** start of Data supplied **

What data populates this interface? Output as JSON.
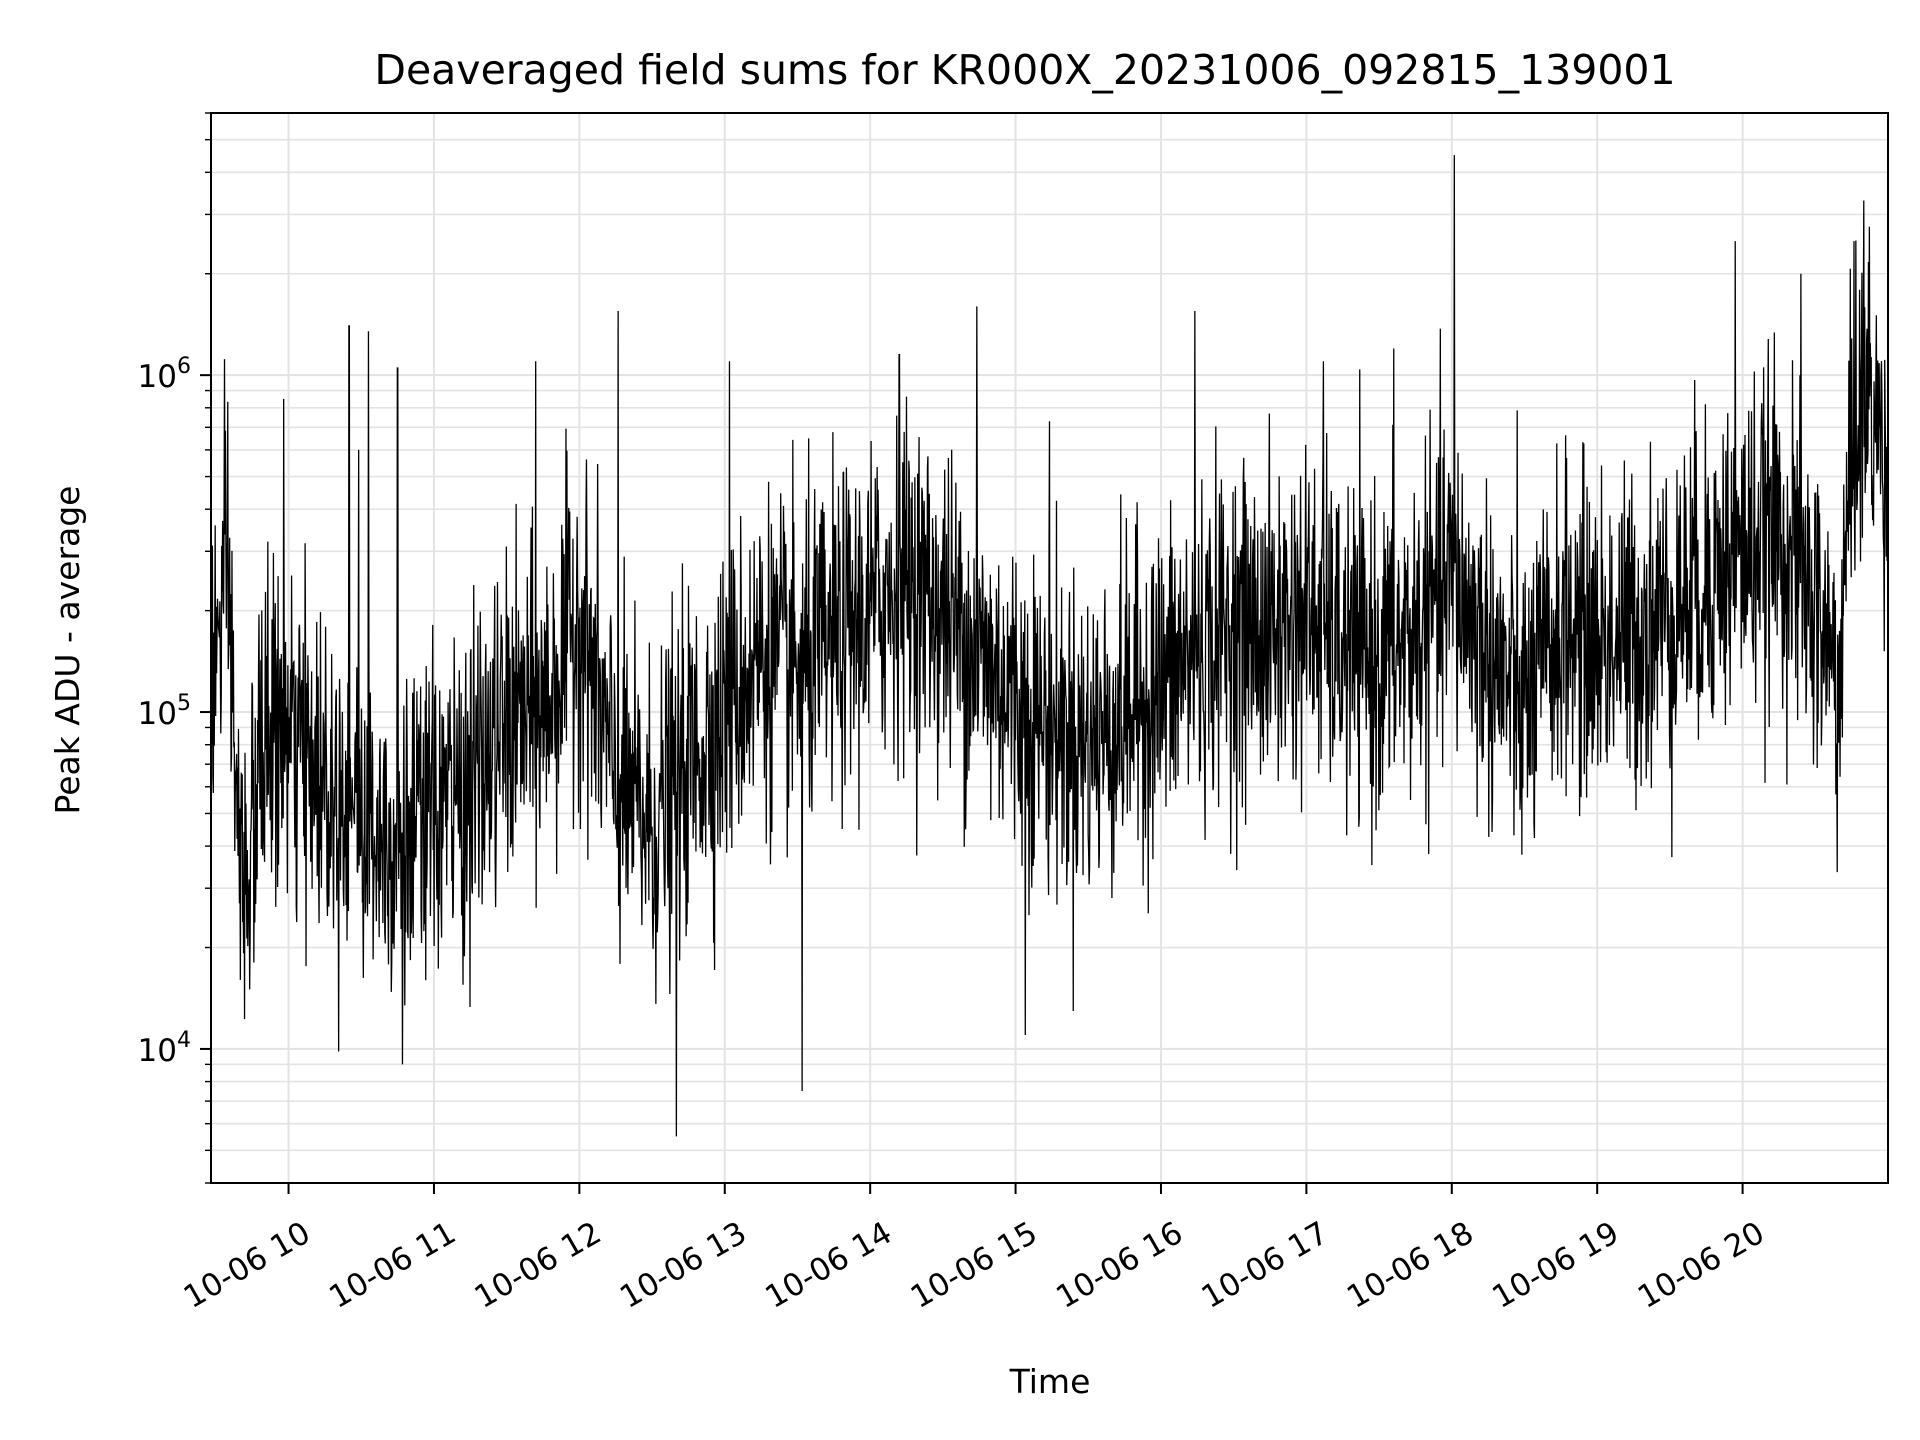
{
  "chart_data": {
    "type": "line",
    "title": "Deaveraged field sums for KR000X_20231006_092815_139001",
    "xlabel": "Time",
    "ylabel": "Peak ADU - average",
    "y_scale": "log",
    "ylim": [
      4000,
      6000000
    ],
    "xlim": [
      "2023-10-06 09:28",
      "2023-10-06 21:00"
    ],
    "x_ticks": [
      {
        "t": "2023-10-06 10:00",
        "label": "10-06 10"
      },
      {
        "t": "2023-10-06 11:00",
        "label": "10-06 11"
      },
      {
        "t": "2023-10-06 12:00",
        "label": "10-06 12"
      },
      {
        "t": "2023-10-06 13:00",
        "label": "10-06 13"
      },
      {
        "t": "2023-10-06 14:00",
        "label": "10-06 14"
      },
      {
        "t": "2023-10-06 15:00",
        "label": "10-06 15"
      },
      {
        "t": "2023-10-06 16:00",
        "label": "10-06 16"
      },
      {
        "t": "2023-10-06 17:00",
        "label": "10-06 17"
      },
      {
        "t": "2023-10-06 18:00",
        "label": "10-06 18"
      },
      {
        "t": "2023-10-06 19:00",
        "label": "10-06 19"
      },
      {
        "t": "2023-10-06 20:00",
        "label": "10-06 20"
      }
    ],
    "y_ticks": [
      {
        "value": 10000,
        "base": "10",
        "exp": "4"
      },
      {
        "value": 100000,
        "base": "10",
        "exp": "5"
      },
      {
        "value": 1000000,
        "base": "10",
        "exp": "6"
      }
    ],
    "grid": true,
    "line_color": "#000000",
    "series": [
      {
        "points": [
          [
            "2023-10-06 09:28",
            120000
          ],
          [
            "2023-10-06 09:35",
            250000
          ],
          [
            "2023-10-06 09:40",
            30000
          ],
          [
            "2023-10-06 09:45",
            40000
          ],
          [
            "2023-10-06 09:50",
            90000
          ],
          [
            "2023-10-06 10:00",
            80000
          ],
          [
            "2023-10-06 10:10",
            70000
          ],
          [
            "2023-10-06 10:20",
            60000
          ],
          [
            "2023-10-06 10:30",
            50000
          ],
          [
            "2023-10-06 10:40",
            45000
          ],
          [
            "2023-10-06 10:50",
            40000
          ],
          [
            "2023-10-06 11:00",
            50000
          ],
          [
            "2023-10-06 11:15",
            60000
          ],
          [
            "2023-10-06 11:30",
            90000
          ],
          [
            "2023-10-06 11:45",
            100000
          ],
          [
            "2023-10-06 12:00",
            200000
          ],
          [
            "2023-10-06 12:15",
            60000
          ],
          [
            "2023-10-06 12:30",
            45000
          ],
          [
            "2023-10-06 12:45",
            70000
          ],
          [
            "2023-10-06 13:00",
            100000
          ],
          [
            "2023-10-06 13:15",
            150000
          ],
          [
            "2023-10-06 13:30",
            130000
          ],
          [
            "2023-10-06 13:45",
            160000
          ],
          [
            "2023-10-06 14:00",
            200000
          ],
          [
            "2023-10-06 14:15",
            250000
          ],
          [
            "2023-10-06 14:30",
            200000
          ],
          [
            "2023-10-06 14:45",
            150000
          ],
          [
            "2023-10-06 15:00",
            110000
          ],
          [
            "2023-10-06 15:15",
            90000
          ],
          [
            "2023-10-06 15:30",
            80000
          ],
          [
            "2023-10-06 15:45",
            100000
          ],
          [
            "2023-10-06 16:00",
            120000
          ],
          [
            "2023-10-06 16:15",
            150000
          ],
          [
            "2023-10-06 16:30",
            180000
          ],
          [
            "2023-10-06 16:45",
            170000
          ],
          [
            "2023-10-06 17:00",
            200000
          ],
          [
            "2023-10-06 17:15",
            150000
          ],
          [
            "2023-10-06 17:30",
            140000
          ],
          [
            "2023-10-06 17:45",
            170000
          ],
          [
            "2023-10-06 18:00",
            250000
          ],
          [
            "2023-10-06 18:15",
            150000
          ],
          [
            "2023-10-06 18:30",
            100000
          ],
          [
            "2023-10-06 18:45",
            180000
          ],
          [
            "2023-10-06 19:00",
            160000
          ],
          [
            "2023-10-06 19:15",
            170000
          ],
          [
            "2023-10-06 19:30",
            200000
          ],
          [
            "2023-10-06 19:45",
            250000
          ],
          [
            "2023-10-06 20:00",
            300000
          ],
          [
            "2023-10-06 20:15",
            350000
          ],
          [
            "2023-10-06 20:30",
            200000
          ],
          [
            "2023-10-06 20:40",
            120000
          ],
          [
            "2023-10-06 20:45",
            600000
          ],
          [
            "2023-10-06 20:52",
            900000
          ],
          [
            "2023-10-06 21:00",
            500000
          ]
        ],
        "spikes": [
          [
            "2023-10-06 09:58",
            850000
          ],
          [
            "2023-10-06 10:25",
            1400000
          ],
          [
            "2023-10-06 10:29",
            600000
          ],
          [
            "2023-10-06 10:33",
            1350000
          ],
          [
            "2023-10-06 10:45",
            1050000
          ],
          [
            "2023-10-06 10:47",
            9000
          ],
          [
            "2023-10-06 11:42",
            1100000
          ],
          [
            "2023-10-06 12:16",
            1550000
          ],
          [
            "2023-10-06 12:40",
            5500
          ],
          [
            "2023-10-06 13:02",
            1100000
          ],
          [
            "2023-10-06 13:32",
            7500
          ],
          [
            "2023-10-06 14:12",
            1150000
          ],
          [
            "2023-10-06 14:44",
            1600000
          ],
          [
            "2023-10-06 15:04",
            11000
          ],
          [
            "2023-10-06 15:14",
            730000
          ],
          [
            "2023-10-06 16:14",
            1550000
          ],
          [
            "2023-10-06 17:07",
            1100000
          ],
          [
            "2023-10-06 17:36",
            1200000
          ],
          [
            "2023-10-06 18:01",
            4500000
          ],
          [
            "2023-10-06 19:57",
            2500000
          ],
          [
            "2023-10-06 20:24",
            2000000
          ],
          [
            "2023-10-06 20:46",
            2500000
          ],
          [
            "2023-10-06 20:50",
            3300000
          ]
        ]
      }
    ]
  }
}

** end of Data supplied **

▸ **Problem details**
Omit the pictures, and quote the material above exactly as given.

▸ **The output**
What data populates this interface? Output as JSON.
{
  "chart_data": {
    "type": "line",
    "title": "Deaveraged field sums for KR000X_20231006_092815_139001",
    "xlabel": "Time",
    "ylabel": "Peak ADU - average",
    "y_scale": "log",
    "ylim": [
      4000,
      6000000
    ],
    "xlim": [
      "2023-10-06 09:28",
      "2023-10-06 21:00"
    ],
    "x_ticks": [
      {
        "t": "2023-10-06 10:00",
        "label": "10-06 10"
      },
      {
        "t": "2023-10-06 11:00",
        "label": "10-06 11"
      },
      {
        "t": "2023-10-06 12:00",
        "label": "10-06 12"
      },
      {
        "t": "2023-10-06 13:00",
        "label": "10-06 13"
      },
      {
        "t": "2023-10-06 14:00",
        "label": "10-06 14"
      },
      {
        "t": "2023-10-06 15:00",
        "label": "10-06 15"
      },
      {
        "t": "2023-10-06 16:00",
        "label": "10-06 16"
      },
      {
        "t": "2023-10-06 17:00",
        "label": "10-06 17"
      },
      {
        "t": "2023-10-06 18:00",
        "label": "10-06 18"
      },
      {
        "t": "2023-10-06 19:00",
        "label": "10-06 19"
      },
      {
        "t": "2023-10-06 20:00",
        "label": "10-06 20"
      }
    ],
    "y_ticks": [
      {
        "value": 10000,
        "base": "10",
        "exp": "4"
      },
      {
        "value": 100000,
        "base": "10",
        "exp": "5"
      },
      {
        "value": 1000000,
        "base": "10",
        "exp": "6"
      }
    ],
    "grid": true,
    "line_color": "#000000",
    "series": [
      {
        "points": [
          [
            "2023-10-06 09:28",
            120000
          ],
          [
            "2023-10-06 09:35",
            250000
          ],
          [
            "2023-10-06 09:40",
            30000
          ],
          [
            "2023-10-06 09:45",
            40000
          ],
          [
            "2023-10-06 09:50",
            90000
          ],
          [
            "2023-10-06 10:00",
            80000
          ],
          [
            "2023-10-06 10:10",
            70000
          ],
          [
            "2023-10-06 10:20",
            60000
          ],
          [
            "2023-10-06 10:30",
            50000
          ],
          [
            "2023-10-06 10:40",
            45000
          ],
          [
            "2023-10-06 10:50",
            40000
          ],
          [
            "2023-10-06 11:00",
            50000
          ],
          [
            "2023-10-06 11:15",
            60000
          ],
          [
            "2023-10-06 11:30",
            90000
          ],
          [
            "2023-10-06 11:45",
            100000
          ],
          [
            "2023-10-06 12:00",
            200000
          ],
          [
            "2023-10-06 12:15",
            60000
          ],
          [
            "2023-10-06 12:30",
            45000
          ],
          [
            "2023-10-06 12:45",
            70000
          ],
          [
            "2023-10-06 13:00",
            100000
          ],
          [
            "2023-10-06 13:15",
            150000
          ],
          [
            "2023-10-06 13:30",
            130000
          ],
          [
            "2023-10-06 13:45",
            160000
          ],
          [
            "2023-10-06 14:00",
            200000
          ],
          [
            "2023-10-06 14:15",
            250000
          ],
          [
            "2023-10-06 14:30",
            200000
          ],
          [
            "2023-10-06 14:45",
            150000
          ],
          [
            "2023-10-06 15:00",
            110000
          ],
          [
            "2023-10-06 15:15",
            90000
          ],
          [
            "2023-10-06 15:30",
            80000
          ],
          [
            "2023-10-06 15:45",
            100000
          ],
          [
            "2023-10-06 16:00",
            120000
          ],
          [
            "2023-10-06 16:15",
            150000
          ],
          [
            "2023-10-06 16:30",
            180000
          ],
          [
            "2023-10-06 16:45",
            170000
          ],
          [
            "2023-10-06 17:00",
            200000
          ],
          [
            "2023-10-06 17:15",
            150000
          ],
          [
            "2023-10-06 17:30",
            140000
          ],
          [
            "2023-10-06 17:45",
            170000
          ],
          [
            "2023-10-06 18:00",
            250000
          ],
          [
            "2023-10-06 18:15",
            150000
          ],
          [
            "2023-10-06 18:30",
            100000
          ],
          [
            "2023-10-06 18:45",
            180000
          ],
          [
            "2023-10-06 19:00",
            160000
          ],
          [
            "2023-10-06 19:15",
            170000
          ],
          [
            "2023-10-06 19:30",
            200000
          ],
          [
            "2023-10-06 19:45",
            250000
          ],
          [
            "2023-10-06 20:00",
            300000
          ],
          [
            "2023-10-06 20:15",
            350000
          ],
          [
            "2023-10-06 20:30",
            200000
          ],
          [
            "2023-10-06 20:40",
            120000
          ],
          [
            "2023-10-06 20:45",
            600000
          ],
          [
            "2023-10-06 20:52",
            900000
          ],
          [
            "2023-10-06 21:00",
            500000
          ]
        ],
        "spikes": [
          [
            "2023-10-06 09:58",
            850000
          ],
          [
            "2023-10-06 10:25",
            1400000
          ],
          [
            "2023-10-06 10:29",
            600000
          ],
          [
            "2023-10-06 10:33",
            1350000
          ],
          [
            "2023-10-06 10:45",
            1050000
          ],
          [
            "2023-10-06 10:47",
            9000
          ],
          [
            "2023-10-06 11:42",
            1100000
          ],
          [
            "2023-10-06 12:16",
            1550000
          ],
          [
            "2023-10-06 12:40",
            5500
          ],
          [
            "2023-10-06 13:02",
            1100000
          ],
          [
            "2023-10-06 13:32",
            7500
          ],
          [
            "2023-10-06 14:12",
            1150000
          ],
          [
            "2023-10-06 14:44",
            1600000
          ],
          [
            "2023-10-06 15:04",
            11000
          ],
          [
            "2023-10-06 15:14",
            730000
          ],
          [
            "2023-10-06 16:14",
            1550000
          ],
          [
            "2023-10-06 17:07",
            1100000
          ],
          [
            "2023-10-06 17:36",
            1200000
          ],
          [
            "2023-10-06 18:01",
            4500000
          ],
          [
            "2023-10-06 19:57",
            2500000
          ],
          [
            "2023-10-06 20:24",
            2000000
          ],
          [
            "2023-10-06 20:46",
            2500000
          ],
          [
            "2023-10-06 20:50",
            3300000
          ]
        ]
      }
    ]
  }
}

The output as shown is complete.